» Work to do: Copy out all lines of the records in which the word "metaverse" appears.

» Entries shown:
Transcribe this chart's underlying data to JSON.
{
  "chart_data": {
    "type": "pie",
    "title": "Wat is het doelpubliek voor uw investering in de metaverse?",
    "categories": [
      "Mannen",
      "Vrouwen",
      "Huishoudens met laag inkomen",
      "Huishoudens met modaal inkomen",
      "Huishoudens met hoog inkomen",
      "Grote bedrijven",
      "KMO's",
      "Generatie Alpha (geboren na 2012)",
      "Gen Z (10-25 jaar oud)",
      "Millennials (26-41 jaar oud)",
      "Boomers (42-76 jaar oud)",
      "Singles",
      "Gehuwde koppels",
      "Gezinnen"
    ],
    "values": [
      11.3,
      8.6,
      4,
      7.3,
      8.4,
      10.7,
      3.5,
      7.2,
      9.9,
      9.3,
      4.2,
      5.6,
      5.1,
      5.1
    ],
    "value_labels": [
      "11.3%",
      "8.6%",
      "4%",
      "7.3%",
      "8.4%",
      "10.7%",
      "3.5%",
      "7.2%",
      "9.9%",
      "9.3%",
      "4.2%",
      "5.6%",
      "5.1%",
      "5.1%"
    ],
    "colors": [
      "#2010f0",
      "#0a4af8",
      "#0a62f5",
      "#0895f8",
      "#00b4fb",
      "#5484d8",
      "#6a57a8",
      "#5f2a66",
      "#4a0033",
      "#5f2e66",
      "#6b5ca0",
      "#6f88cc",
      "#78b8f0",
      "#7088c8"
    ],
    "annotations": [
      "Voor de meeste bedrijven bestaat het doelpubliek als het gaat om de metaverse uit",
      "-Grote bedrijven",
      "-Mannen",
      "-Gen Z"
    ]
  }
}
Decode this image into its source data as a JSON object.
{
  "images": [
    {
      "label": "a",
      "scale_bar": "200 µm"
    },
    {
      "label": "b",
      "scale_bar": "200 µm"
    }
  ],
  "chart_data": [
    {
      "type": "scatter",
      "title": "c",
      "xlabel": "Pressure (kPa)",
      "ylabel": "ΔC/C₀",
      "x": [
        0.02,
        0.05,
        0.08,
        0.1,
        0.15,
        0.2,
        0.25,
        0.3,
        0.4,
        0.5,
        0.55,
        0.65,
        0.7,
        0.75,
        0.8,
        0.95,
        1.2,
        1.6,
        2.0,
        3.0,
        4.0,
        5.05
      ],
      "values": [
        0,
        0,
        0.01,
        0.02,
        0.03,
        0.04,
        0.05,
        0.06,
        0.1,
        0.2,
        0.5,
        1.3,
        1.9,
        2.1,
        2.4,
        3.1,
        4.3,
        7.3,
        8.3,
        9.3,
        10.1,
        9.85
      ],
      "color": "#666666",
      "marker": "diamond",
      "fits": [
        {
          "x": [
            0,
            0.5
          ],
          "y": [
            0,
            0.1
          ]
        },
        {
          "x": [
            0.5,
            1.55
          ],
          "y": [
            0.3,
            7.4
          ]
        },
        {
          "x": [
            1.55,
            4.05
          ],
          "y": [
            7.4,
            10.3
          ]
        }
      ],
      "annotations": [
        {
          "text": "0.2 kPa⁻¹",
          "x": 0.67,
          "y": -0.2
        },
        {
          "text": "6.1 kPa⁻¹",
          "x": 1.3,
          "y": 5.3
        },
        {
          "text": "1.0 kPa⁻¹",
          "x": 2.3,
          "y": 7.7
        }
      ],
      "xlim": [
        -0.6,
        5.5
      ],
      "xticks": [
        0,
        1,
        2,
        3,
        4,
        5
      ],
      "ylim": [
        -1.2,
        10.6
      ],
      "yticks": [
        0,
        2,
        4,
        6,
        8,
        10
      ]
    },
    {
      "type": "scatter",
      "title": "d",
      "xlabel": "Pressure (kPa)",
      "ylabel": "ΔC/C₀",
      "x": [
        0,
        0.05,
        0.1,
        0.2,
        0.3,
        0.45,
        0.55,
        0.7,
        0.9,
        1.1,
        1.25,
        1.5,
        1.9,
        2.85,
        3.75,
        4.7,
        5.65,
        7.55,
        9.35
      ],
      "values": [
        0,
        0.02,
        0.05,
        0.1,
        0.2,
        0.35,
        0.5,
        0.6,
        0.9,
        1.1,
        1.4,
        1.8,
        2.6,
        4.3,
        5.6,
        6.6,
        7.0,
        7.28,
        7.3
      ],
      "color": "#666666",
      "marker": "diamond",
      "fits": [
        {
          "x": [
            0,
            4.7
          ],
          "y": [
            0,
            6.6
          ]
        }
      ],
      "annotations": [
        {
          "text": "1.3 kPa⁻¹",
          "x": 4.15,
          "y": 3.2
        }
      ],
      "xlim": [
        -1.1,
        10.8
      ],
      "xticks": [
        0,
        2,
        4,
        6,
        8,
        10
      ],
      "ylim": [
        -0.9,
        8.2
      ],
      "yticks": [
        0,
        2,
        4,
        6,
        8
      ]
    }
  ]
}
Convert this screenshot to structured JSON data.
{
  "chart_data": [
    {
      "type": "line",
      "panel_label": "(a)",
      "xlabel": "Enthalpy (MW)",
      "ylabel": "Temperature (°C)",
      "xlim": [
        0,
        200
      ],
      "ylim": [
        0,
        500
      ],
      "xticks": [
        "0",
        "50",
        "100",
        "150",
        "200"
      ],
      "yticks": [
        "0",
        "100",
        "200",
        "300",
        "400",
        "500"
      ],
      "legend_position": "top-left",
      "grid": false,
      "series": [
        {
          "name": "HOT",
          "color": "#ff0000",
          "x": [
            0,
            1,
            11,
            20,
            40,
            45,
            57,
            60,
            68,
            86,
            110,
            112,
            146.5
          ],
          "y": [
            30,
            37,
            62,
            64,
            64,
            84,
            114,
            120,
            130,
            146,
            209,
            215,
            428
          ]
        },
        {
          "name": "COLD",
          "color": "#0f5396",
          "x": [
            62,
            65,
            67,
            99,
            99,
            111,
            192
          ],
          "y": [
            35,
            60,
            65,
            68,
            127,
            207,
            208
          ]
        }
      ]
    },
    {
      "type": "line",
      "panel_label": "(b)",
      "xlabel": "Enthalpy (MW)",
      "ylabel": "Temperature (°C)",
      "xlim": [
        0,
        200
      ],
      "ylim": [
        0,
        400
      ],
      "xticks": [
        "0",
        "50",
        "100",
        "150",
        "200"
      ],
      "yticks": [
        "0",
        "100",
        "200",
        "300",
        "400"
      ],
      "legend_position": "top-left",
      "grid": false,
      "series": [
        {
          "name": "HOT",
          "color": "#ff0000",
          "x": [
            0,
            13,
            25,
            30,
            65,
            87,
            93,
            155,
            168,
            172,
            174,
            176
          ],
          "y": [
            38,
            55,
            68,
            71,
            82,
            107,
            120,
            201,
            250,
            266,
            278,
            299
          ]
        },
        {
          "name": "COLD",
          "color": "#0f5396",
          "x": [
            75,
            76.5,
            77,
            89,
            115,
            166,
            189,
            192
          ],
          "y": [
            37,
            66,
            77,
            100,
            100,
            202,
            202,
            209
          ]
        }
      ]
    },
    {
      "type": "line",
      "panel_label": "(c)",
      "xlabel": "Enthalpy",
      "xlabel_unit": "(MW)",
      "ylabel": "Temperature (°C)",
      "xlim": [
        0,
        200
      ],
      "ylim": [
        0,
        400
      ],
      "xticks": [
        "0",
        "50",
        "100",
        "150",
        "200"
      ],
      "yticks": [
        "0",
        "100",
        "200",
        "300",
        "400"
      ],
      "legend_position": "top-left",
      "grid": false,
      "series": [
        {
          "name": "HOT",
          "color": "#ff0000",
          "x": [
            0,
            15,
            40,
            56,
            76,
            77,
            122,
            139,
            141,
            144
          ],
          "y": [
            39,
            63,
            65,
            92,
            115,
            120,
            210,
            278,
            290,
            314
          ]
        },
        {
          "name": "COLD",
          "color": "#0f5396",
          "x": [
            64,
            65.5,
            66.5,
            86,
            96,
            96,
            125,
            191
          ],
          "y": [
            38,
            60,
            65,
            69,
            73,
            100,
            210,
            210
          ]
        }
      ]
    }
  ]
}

» Output of the exercise:
    "title": "Wat is het doelpubliek voor uw investering in de metaverse?",
      "Voor de meeste bedrijven bestaat het doelpubliek als het gaat om de metaverse uit",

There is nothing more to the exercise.